**Given data:**
· · · · ·

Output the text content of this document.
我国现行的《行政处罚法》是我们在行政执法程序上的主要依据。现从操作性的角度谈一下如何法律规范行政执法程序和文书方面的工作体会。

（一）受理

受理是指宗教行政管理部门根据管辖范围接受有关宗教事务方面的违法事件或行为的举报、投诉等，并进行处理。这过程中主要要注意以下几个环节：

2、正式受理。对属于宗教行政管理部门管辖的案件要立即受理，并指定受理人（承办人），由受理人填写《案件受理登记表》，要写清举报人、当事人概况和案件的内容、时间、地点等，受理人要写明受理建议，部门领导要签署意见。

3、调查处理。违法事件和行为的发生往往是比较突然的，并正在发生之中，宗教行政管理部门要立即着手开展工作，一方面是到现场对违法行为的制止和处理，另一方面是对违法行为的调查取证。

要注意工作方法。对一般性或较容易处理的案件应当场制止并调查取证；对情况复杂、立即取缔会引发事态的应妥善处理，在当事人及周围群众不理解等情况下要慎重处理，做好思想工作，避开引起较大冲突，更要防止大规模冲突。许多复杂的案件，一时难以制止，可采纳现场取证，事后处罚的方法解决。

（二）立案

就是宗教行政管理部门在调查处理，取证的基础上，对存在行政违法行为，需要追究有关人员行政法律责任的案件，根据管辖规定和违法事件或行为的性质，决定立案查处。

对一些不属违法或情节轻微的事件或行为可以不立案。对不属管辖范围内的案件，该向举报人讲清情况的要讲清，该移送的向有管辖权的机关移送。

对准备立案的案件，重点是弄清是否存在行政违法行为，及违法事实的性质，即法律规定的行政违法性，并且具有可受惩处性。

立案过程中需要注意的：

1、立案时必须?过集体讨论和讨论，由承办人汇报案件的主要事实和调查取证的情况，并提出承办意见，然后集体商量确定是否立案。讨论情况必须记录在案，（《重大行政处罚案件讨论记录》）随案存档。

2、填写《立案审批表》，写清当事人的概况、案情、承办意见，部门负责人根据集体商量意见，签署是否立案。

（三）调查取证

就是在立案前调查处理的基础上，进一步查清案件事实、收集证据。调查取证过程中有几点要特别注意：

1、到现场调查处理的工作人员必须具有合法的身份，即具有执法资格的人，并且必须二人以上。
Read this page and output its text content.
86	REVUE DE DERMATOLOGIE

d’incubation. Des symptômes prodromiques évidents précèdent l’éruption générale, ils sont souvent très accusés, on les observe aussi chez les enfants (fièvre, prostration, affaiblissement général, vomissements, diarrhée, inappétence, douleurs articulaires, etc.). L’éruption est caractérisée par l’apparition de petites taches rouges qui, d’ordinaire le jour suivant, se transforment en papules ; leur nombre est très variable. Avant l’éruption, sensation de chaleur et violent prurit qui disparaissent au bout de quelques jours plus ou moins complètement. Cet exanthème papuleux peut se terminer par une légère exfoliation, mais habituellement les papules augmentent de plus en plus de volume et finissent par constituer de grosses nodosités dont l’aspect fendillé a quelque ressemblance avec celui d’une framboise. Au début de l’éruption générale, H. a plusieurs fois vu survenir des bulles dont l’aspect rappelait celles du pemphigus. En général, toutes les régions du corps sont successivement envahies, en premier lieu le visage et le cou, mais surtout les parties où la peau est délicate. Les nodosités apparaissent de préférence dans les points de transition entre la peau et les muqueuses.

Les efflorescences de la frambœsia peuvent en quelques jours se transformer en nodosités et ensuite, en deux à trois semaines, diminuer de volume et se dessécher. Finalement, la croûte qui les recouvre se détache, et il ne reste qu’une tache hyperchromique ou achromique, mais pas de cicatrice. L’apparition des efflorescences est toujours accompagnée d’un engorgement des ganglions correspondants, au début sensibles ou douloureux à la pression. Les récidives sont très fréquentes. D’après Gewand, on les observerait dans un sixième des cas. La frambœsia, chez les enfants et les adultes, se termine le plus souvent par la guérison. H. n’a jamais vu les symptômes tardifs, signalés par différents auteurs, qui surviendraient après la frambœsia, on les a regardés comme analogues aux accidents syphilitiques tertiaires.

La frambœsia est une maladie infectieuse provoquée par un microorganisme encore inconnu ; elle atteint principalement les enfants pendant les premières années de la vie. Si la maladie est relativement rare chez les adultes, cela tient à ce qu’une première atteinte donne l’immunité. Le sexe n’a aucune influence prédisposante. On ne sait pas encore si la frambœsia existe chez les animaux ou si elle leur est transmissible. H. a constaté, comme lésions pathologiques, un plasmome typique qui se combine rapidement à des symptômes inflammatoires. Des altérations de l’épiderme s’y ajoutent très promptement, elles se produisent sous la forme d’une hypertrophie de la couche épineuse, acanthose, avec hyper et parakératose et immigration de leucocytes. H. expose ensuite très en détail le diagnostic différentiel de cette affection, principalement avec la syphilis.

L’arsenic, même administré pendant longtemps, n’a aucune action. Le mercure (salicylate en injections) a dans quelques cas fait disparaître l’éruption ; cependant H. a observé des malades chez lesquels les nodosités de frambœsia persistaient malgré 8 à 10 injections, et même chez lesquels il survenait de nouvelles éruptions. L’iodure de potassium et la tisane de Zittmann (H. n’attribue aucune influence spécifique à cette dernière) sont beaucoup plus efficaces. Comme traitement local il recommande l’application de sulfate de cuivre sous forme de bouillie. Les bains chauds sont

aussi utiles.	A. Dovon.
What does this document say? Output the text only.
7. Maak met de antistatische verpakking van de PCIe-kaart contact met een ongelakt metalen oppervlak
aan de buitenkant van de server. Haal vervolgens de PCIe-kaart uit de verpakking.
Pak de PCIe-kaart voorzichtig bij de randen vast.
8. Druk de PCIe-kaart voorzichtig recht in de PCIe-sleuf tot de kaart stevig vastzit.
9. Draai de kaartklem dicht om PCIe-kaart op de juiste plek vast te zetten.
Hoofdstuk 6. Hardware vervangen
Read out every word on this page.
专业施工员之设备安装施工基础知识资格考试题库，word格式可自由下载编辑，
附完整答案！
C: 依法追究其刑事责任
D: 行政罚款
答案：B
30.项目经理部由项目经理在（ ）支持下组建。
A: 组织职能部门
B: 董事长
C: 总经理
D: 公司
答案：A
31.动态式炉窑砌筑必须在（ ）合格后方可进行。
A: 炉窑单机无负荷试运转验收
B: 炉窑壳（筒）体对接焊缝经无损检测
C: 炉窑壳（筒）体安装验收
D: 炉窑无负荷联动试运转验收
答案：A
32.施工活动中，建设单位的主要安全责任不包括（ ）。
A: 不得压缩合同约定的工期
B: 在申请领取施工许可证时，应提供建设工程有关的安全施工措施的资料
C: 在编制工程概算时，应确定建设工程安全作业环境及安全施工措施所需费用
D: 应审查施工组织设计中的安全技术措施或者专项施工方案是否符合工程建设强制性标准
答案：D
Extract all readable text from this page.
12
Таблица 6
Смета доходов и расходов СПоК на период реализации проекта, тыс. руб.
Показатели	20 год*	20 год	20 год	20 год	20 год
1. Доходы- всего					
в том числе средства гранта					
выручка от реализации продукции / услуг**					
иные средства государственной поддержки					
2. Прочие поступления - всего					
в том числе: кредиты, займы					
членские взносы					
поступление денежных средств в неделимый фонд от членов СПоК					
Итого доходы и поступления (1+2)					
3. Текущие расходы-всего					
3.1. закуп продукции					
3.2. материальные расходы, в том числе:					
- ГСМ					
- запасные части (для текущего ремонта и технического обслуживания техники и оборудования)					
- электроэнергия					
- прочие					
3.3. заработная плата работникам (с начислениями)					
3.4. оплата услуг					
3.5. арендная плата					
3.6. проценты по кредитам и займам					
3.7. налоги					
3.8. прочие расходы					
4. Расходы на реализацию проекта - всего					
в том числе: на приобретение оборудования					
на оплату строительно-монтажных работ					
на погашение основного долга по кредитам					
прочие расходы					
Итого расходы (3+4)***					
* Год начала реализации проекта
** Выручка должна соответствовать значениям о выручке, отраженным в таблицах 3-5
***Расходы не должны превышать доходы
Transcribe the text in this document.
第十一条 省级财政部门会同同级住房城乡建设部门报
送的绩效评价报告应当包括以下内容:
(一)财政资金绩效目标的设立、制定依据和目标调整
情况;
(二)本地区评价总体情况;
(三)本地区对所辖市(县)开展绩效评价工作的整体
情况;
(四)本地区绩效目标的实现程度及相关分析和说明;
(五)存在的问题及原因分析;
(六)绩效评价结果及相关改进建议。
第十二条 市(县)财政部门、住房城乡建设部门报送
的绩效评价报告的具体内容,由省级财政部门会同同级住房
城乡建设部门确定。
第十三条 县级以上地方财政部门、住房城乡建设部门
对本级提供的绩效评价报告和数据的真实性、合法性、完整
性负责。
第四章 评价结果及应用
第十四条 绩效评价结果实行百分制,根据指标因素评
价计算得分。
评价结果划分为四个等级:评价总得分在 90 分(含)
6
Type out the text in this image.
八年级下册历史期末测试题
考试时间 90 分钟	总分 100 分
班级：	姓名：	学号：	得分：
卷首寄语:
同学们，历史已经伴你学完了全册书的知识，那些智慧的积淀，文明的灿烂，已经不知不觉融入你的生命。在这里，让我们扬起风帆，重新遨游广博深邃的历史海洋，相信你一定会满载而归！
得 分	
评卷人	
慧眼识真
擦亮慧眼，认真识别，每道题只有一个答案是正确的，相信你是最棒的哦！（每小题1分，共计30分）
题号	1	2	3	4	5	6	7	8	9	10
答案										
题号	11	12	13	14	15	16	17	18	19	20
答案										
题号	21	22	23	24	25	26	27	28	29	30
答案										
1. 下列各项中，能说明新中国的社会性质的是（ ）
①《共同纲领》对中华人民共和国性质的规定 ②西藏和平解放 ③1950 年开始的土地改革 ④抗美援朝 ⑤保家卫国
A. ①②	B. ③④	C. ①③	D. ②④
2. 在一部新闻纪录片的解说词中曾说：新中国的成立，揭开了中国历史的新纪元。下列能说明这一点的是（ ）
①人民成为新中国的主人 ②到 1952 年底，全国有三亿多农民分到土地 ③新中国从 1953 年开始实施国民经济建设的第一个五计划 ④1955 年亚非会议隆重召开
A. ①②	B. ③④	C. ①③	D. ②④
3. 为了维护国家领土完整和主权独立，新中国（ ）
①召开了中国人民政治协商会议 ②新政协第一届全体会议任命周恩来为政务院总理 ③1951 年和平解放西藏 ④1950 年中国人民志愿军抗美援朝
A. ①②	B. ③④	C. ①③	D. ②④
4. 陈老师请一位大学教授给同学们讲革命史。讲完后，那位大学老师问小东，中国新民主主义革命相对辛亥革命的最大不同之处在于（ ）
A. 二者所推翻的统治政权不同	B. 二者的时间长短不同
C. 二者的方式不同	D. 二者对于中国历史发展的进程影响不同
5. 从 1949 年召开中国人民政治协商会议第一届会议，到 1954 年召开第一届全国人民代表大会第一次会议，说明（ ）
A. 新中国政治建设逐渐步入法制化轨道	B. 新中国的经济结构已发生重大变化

· · · · ·

**The exercise:** Across the data, tally the lines containing "voorzichtig" and give back the number alone.

**Result:** 2